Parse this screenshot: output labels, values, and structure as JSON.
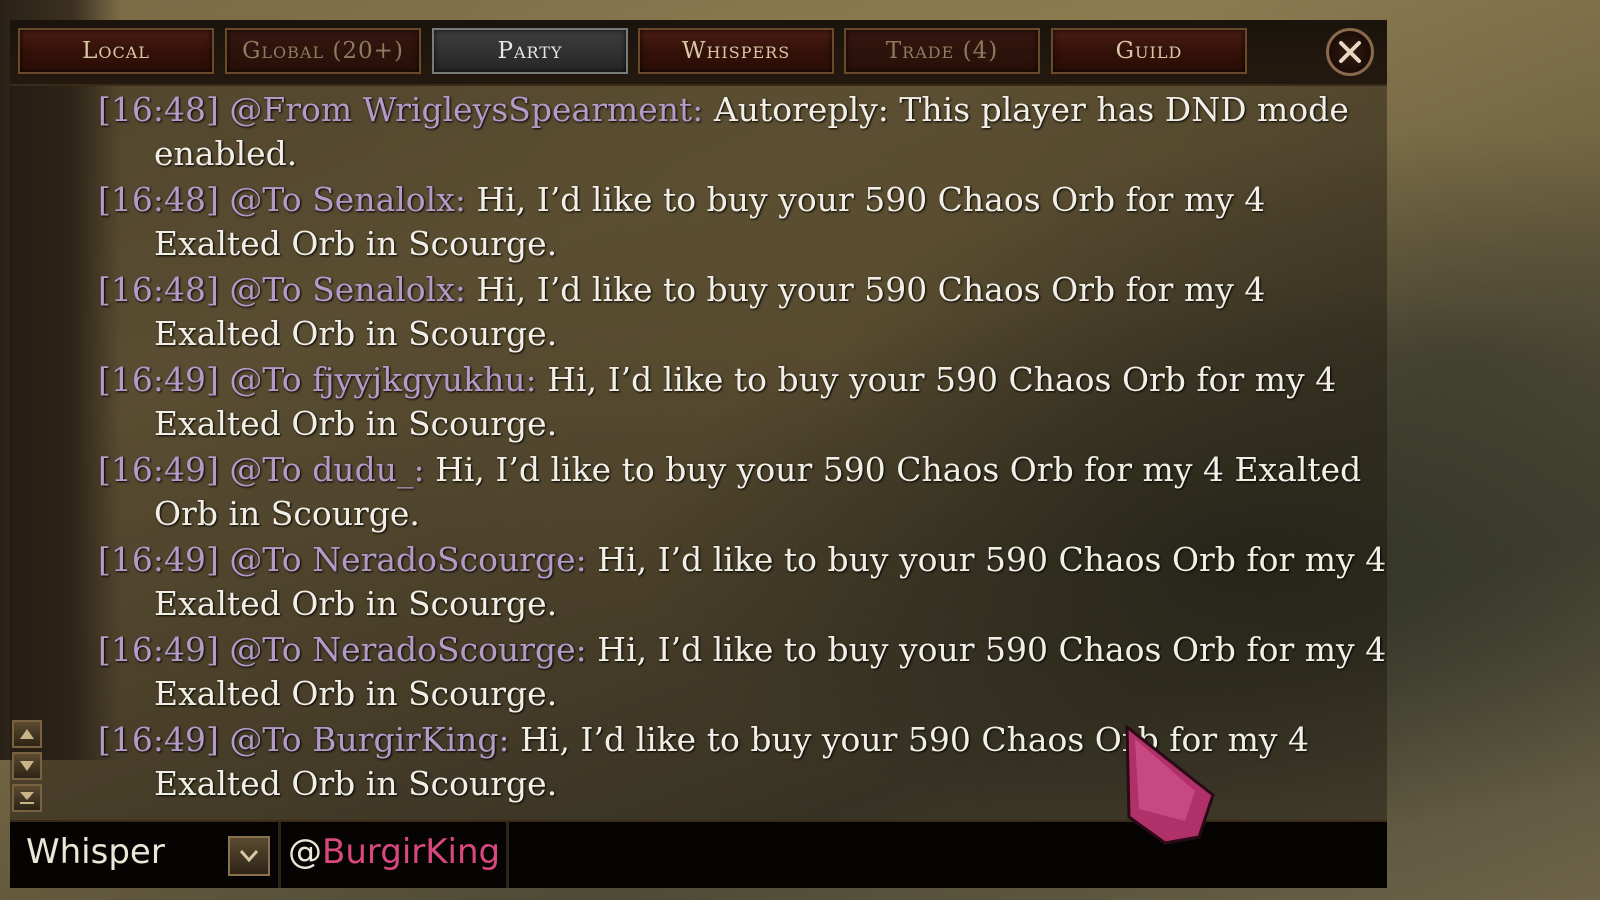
{
  "tabs": [
    {
      "label": "Local"
    },
    {
      "label": "Global (20+)"
    },
    {
      "label": "Party"
    },
    {
      "label": "Whispers"
    },
    {
      "label": "Trade (4)"
    },
    {
      "label": "Guild"
    }
  ],
  "active_tab": "Party",
  "messages": [
    {
      "time": "[16:48]",
      "direction": "@From",
      "sender": "WrigleysSpearment:",
      "text": "Autoreply: This player has DND mode enabled."
    },
    {
      "time": "[16:48]",
      "direction": "@To",
      "sender": "Senalolx:",
      "text": "Hi, I’d like to buy your 590 Chaos Orb for my 4 Exalted Orb in Scourge."
    },
    {
      "time": "[16:48]",
      "direction": "@To",
      "sender": "Senalolx:",
      "text": "Hi, I’d like to buy your 590 Chaos Orb for my 4 Exalted Orb in Scourge."
    },
    {
      "time": "[16:49]",
      "direction": "@To",
      "sender": "fjyyjkgyukhu:",
      "text": "Hi, I’d like to buy your 590 Chaos Orb for my 4 Exalted Orb in Scourge."
    },
    {
      "time": "[16:49]",
      "direction": "@To",
      "sender": "dudu_:",
      "text": "Hi, I’d like to buy your 590 Chaos Orb for my 4 Exalted Orb in Scourge."
    },
    {
      "time": "[16:49]",
      "direction": "@To",
      "sender": "NeradoScourge:",
      "text": "Hi, I’d like to buy your 590 Chaos Orb for my 4 Exalted Orb in Scourge."
    },
    {
      "time": "[16:49]",
      "direction": "@To",
      "sender": "NeradoScourge:",
      "text": "Hi, I’d like to buy your 590 Chaos Orb for my 4 Exalted Orb in Scourge."
    },
    {
      "time": "[16:49]",
      "direction": "@To",
      "sender": "BurgirKing:",
      "text": "Hi, I’d like to buy your 590 Chaos Orb for my 4 Exalted Orb in Scourge."
    }
  ],
  "input": {
    "channel": "Whisper",
    "at": "@",
    "target": "BurgirKing",
    "value": ""
  },
  "colors": {
    "meta": "#b39ac7",
    "target_name": "#d9477f",
    "message_text": "#f2efe6"
  },
  "icons": {
    "close": "close-x-icon",
    "scroll_up": "scroll-up-icon",
    "scroll_down": "scroll-down-icon",
    "scroll_bottom": "scroll-to-bottom-icon",
    "channel_dropdown": "chevron-down-icon",
    "cursor": "mouse-cursor-icon"
  }
}
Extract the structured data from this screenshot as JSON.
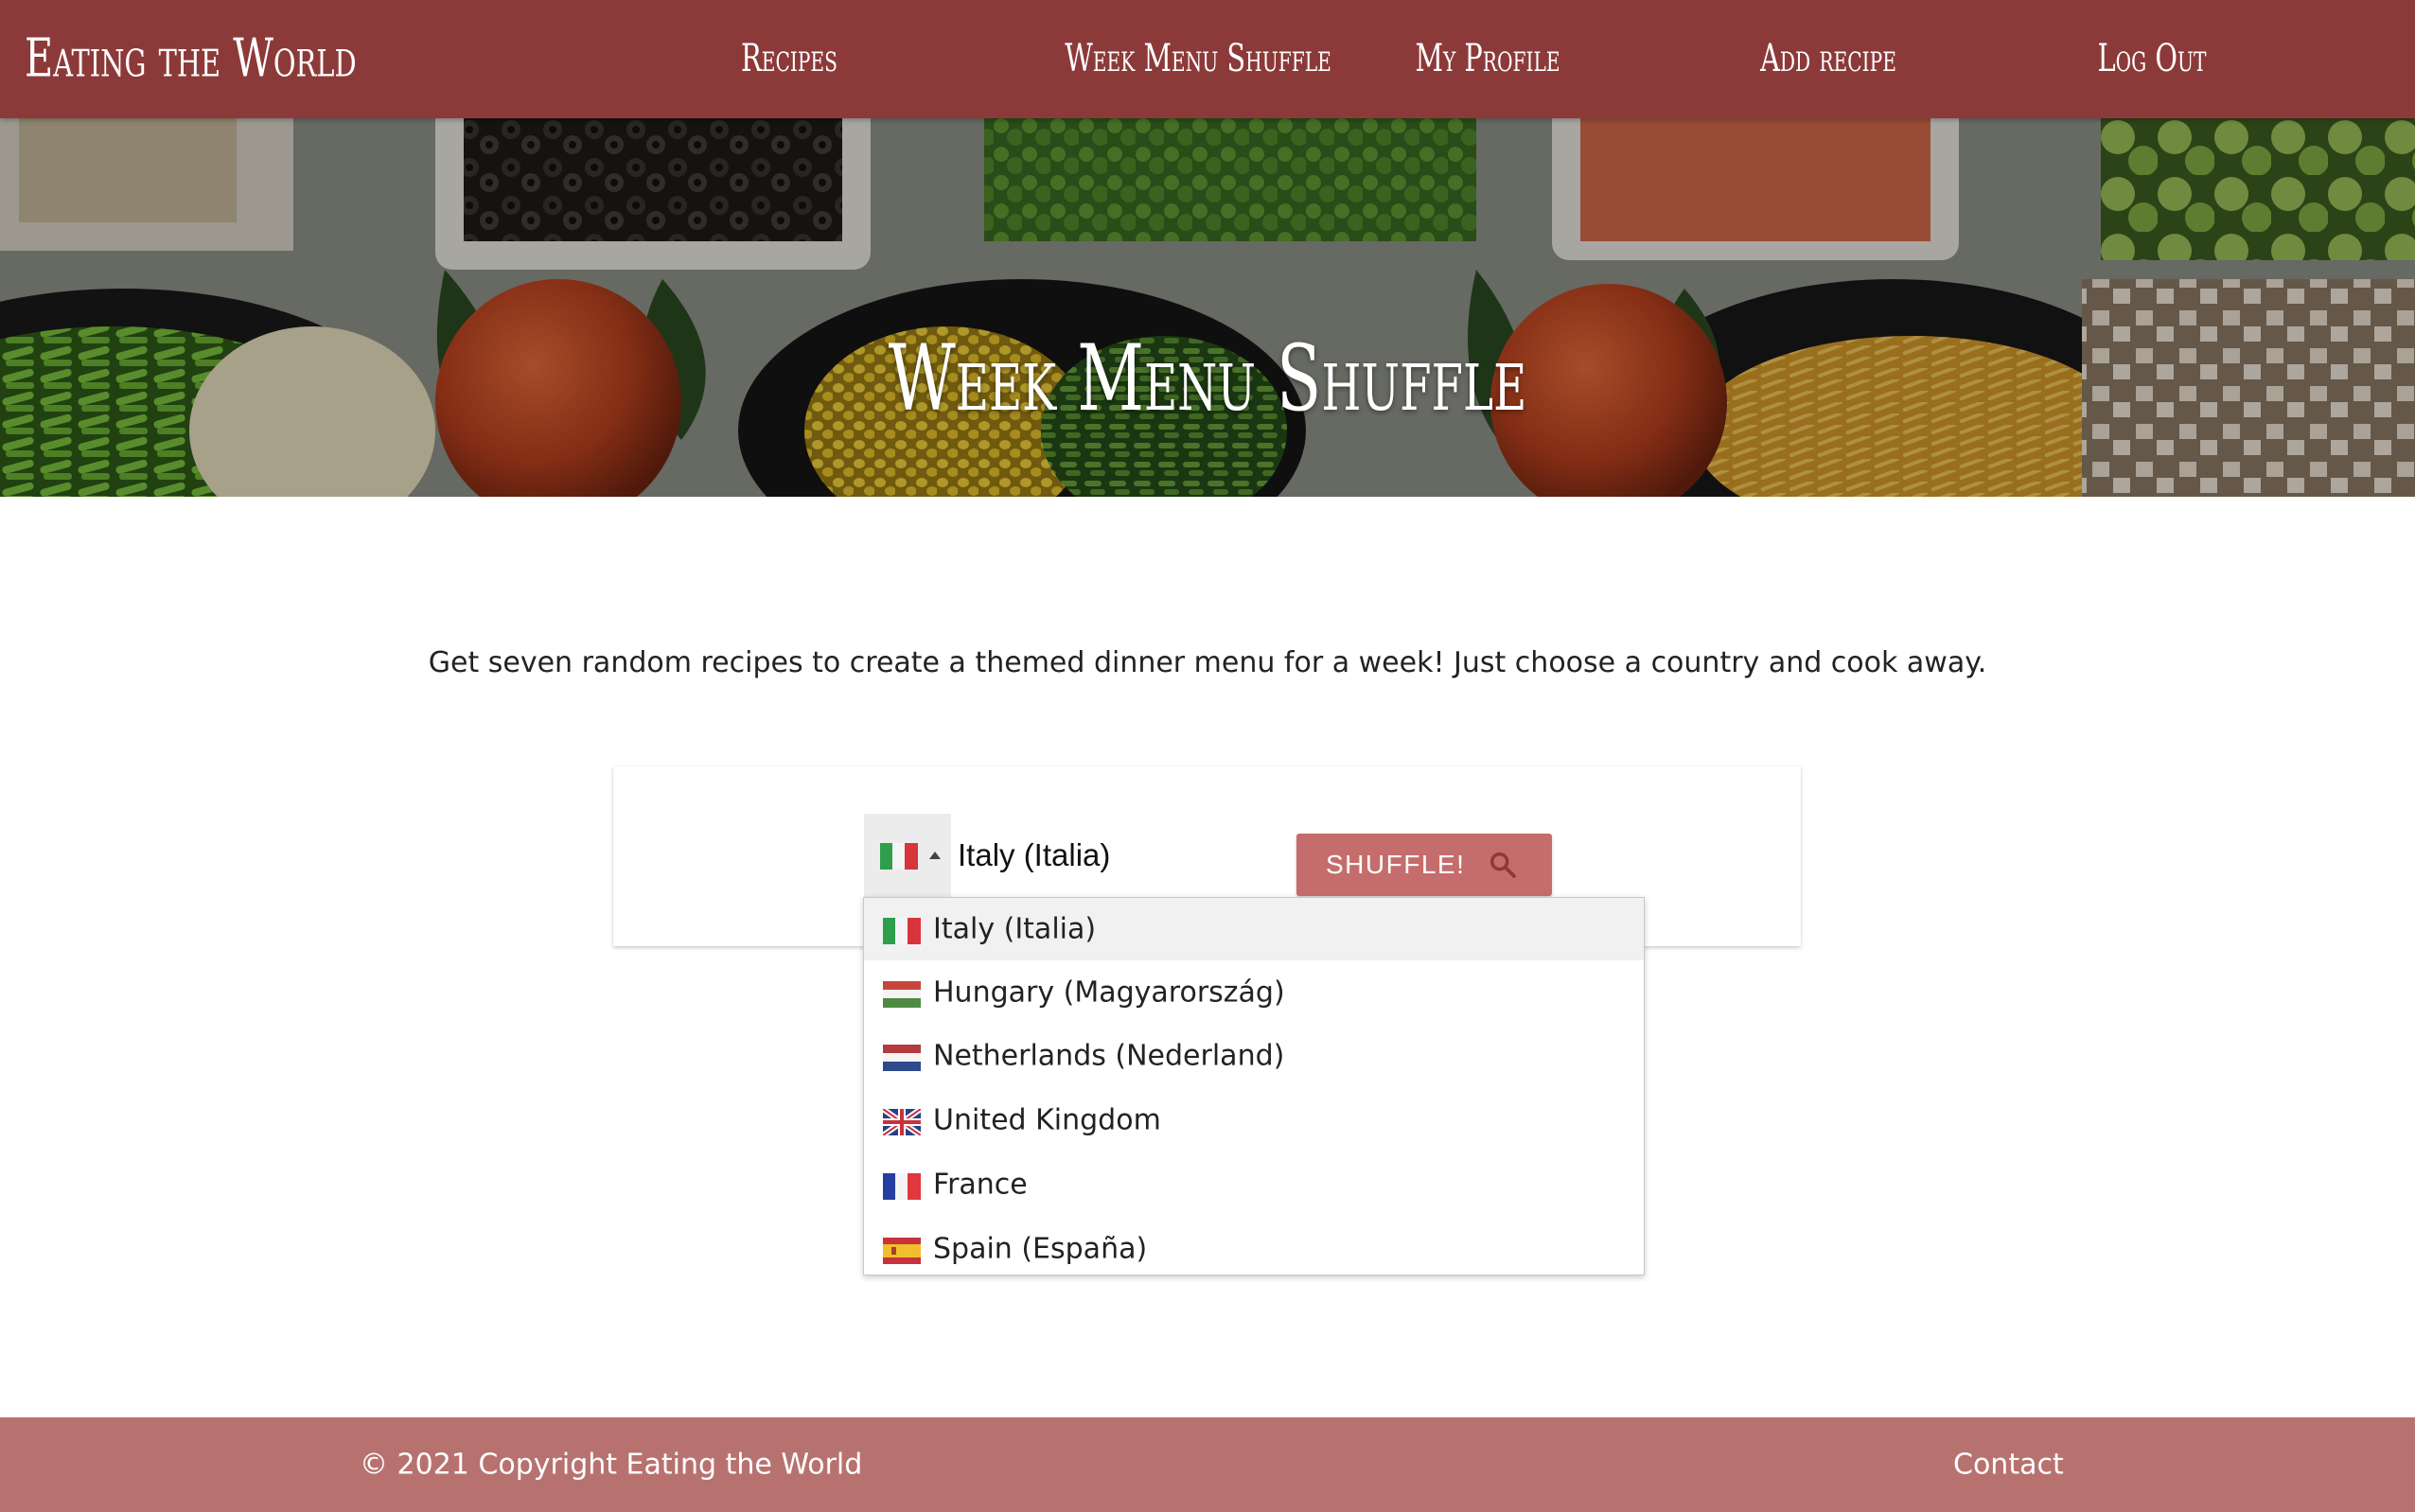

========

Instructions to follow
Write out every record above exactly as it stands, but leave out the pictures.

Full answer
Parse this screenshot: output labels, values, and structure as JSON.
{
  "tabs": [
    {
      "label": "Local"
    },
    {
      "label": "Global (20+)"
    },
    {
      "label": "Party"
    },
    {
      "label": "Whispers"
    },
    {
      "label": "Trade (4)"
    },
    {
      "label": "Guild"
    }
  ],
  "active_tab": "Party",
  "messages": [
    {
      "time": "[16:48]",
      "direction": "@From",
      "sender": "WrigleysSpearment:",
      "text": "Autoreply: This player has DND mode enabled."
    },
    {
      "time": "[16:48]",
      "direction": "@To",
      "sender": "Senalolx:",
      "text": "Hi, I’d like to buy your 590 Chaos Orb for my 4 Exalted Orb in Scourge."
    },
    {
      "time": "[16:48]",
      "direction": "@To",
      "sender": "Senalolx:",
      "text": "Hi, I’d like to buy your 590 Chaos Orb for my 4 Exalted Orb in Scourge."
    },
    {
      "time": "[16:49]",
      "direction": "@To",
      "sender": "fjyyjkgyukhu:",
      "text": "Hi, I’d like to buy your 590 Chaos Orb for my 4 Exalted Orb in Scourge."
    },
    {
      "time": "[16:49]",
      "direction": "@To",
      "sender": "dudu_:",
      "text": "Hi, I’d like to buy your 590 Chaos Orb for my 4 Exalted Orb in Scourge."
    },
    {
      "time": "[16:49]",
      "direction": "@To",
      "sender": "NeradoScourge:",
      "text": "Hi, I’d like to buy your 590 Chaos Orb for my 4 Exalted Orb in Scourge."
    },
    {
      "time": "[16:49]",
      "direction": "@To",
      "sender": "NeradoScourge:",
      "text": "Hi, I’d like to buy your 590 Chaos Orb for my 4 Exalted Orb in Scourge."
    },
    {
      "time": "[16:49]",
      "direction": "@To",
      "sender": "BurgirKing:",
      "text": "Hi, I’d like to buy your 590 Chaos Orb for my 4 Exalted Orb in Scourge."
    }
  ],
  "input": {
    "channel": "Whisper",
    "at": "@",
    "target": "BurgirKing",
    "value": ""
  },
  "colors": {
    "meta": "#b39ac7",
    "target_name": "#d9477f",
    "message_text": "#f2efe6"
  },
  "icons": {
    "close": "close-x-icon",
    "scroll_up": "scroll-up-icon",
    "scroll_down": "scroll-down-icon",
    "scroll_bottom": "scroll-to-bottom-icon",
    "channel_dropdown": "chevron-down-icon",
    "cursor": "mouse-cursor-icon"
  }
}
Extract the structured data from this screenshot as JSON.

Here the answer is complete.